===== Entries provided

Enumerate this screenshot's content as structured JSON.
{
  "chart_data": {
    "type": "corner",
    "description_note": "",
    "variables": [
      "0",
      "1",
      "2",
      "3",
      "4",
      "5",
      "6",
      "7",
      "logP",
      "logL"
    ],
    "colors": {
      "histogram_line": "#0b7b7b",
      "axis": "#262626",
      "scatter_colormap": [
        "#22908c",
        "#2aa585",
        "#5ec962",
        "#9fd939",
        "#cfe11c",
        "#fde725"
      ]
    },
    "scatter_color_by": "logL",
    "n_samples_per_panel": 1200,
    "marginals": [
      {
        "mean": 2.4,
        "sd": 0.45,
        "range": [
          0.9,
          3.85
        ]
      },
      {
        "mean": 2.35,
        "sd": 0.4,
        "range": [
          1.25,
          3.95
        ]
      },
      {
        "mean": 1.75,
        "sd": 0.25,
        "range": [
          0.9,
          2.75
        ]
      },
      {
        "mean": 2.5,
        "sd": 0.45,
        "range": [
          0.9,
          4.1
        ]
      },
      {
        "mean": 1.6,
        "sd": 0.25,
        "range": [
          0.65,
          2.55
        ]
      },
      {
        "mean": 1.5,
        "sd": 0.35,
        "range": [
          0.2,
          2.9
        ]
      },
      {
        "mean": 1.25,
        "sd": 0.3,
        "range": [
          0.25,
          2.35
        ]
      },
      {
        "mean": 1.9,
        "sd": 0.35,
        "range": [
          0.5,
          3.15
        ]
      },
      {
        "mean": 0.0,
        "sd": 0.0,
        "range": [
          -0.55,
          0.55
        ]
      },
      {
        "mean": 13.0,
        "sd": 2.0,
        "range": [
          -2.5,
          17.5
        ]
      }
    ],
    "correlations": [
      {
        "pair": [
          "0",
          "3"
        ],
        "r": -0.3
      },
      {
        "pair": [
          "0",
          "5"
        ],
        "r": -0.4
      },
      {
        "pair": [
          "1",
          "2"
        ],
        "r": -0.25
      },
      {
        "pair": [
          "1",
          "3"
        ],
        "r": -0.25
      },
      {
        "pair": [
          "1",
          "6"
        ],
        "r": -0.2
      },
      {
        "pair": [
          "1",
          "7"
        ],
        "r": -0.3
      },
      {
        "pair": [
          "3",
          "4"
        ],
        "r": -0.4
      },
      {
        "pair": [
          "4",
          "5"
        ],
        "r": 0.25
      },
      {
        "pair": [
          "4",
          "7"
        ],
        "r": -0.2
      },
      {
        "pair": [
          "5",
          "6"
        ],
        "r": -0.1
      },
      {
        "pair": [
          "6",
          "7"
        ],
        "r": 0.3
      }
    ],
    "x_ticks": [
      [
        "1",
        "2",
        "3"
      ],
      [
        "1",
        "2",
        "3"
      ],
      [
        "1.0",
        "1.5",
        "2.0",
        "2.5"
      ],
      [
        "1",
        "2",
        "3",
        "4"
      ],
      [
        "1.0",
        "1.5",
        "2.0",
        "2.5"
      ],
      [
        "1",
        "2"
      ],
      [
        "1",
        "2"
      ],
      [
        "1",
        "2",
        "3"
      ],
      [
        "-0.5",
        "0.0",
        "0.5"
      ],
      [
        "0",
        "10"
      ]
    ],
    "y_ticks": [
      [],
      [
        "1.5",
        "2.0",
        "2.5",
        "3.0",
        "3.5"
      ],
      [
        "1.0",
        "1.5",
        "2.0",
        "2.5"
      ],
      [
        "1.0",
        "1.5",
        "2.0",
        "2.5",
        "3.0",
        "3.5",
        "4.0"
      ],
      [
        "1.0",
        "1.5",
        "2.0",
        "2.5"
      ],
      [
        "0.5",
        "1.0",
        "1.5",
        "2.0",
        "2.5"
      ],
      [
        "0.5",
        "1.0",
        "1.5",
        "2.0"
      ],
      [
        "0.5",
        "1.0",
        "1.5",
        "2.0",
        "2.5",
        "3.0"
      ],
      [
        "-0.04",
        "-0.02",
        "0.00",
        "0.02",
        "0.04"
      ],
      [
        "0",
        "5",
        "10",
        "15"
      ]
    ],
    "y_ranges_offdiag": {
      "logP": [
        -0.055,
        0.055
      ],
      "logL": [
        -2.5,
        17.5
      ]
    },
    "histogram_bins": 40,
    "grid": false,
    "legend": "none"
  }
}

==========

Exactly reproduce every line of the records.

__Task result__
Enumerate this screenshot's content as structured JSON.
{
  "chart_data": {
    "type": "corner",
    "description_note": "",
    "variables": [
      "0",
      "1",
      "2",
      "3",
      "4",
      "5",
      "6",
      "7",
      "logP",
      "logL"
    ],
    "colors": {
      "histogram_line": "#0b7b7b",
      "axis": "#262626",
      "scatter_colormap": [
        "#22908c",
        "#2aa585",
        "#5ec962",
        "#9fd939",
        "#cfe11c",
        "#fde725"
      ]
    },
    "scatter_color_by": "logL",
    "n_samples_per_panel": 1200,
    "marginals": [
      {
        "mean": 2.4,
        "sd": 0.45,
        "range": [
          0.9,
          3.85
        ]
      },
      {
        "mean": 2.35,
        "sd": 0.4,
        "range": [
          1.25,
          3.95
        ]
      },
      {
        "mean": 1.75,
        "sd": 0.25,
        "range": [
          0.9,
          2.75
        ]
      },
      {
        "mean": 2.5,
        "sd": 0.45,
        "range": [
          0.9,
          4.1
        ]
      },
      {
        "mean": 1.6,
        "sd": 0.25,
        "range": [
          0.65,
          2.55
        ]
      },
      {
        "mean": 1.5,
        "sd": 0.35,
        "range": [
          0.2,
          2.9
        ]
      },
      {
        "mean": 1.25,
        "sd": 0.3,
        "range": [
          0.25,
          2.35
        ]
      },
      {
        "mean": 1.9,
        "sd": 0.35,
        "range": [
          0.5,
          3.15
        ]
      },
      {
        "mean": 0.0,
        "sd": 0.0,
        "range": [
          -0.55,
          0.55
        ]
      },
      {
        "mean": 13.0,
        "sd": 2.0,
        "range": [
          -2.5,
          17.5
        ]
      }
    ],
    "correlations": [
      {
        "pair": [
          "0",
          "3"
        ],
        "r": -0.3
      },
      {
        "pair": [
          "0",
          "5"
        ],
        "r": -0.4
      },
      {
        "pair": [
          "1",
          "2"
        ],
        "r": -0.25
      },
      {
        "pair": [
          "1",
          "3"
        ],
        "r": -0.25
      },
      {
        "pair": [
          "1",
          "6"
        ],
        "r": -0.2
      },
      {
        "pair": [
          "1",
          "7"
        ],
        "r": -0.3
      },
      {
        "pair": [
          "3",
          "4"
        ],
        "r": -0.4
      },
      {
        "pair": [
          "4",
          "5"
        ],
        "r": 0.25
      },
      {
        "pair": [
          "4",
          "7"
        ],
        "r": -0.2
      },
      {
        "pair": [
          "5",
          "6"
        ],
        "r": -0.1
      },
      {
        "pair": [
          "6",
          "7"
        ],
        "r": 0.3
      }
    ],
    "x_ticks": [
      [
        "1",
        "2",
        "3"
      ],
      [
        "1",
        "2",
        "3"
      ],
      [
        "1.0",
        "1.5",
        "2.0",
        "2.5"
      ],
      [
        "1",
        "2",
        "3",
        "4"
      ],
      [
        "1.0",
        "1.5",
        "2.0",
        "2.5"
      ],
      [
        "1",
        "2"
      ],
      [
        "1",
        "2"
      ],
      [
        "1",
        "2",
        "3"
      ],
      [
        "-0.5",
        "0.0",
        "0.5"
      ],
      [
        "0",
        "10"
      ]
    ],
    "y_ticks": [
      [],
      [
        "1.5",
        "2.0",
        "2.5",
        "3.0",
        "3.5"
      ],
      [
        "1.0",
        "1.5",
        "2.0",
        "2.5"
      ],
      [
        "1.0",
        "1.5",
        "2.0",
        "2.5",
        "3.0",
        "3.5",
        "4.0"
      ],
      [
        "1.0",
        "1.5",
        "2.0",
        "2.5"
      ],
      [
        "0.5",
        "1.0",
        "1.5",
        "2.0",
        "2.5"
      ],
      [
        "0.5",
        "1.0",
        "1.5",
        "2.0"
      ],
      [
        "0.5",
        "1.0",
        "1.5",
        "2.0",
        "2.5",
        "3.0"
      ],
      [
        "-0.04",
        "-0.02",
        "0.00",
        "0.02",
        "0.04"
      ],
      [
        "0",
        "5",
        "10",
        "15"
      ]
    ],
    "y_ranges_offdiag": {
      "logP": [
        -0.055,
        0.055
      ],
      "logL": [
        -2.5,
        17.5
      ]
    },
    "histogram_bins": 40,
    "grid": false,
    "legend": "none"
  }
}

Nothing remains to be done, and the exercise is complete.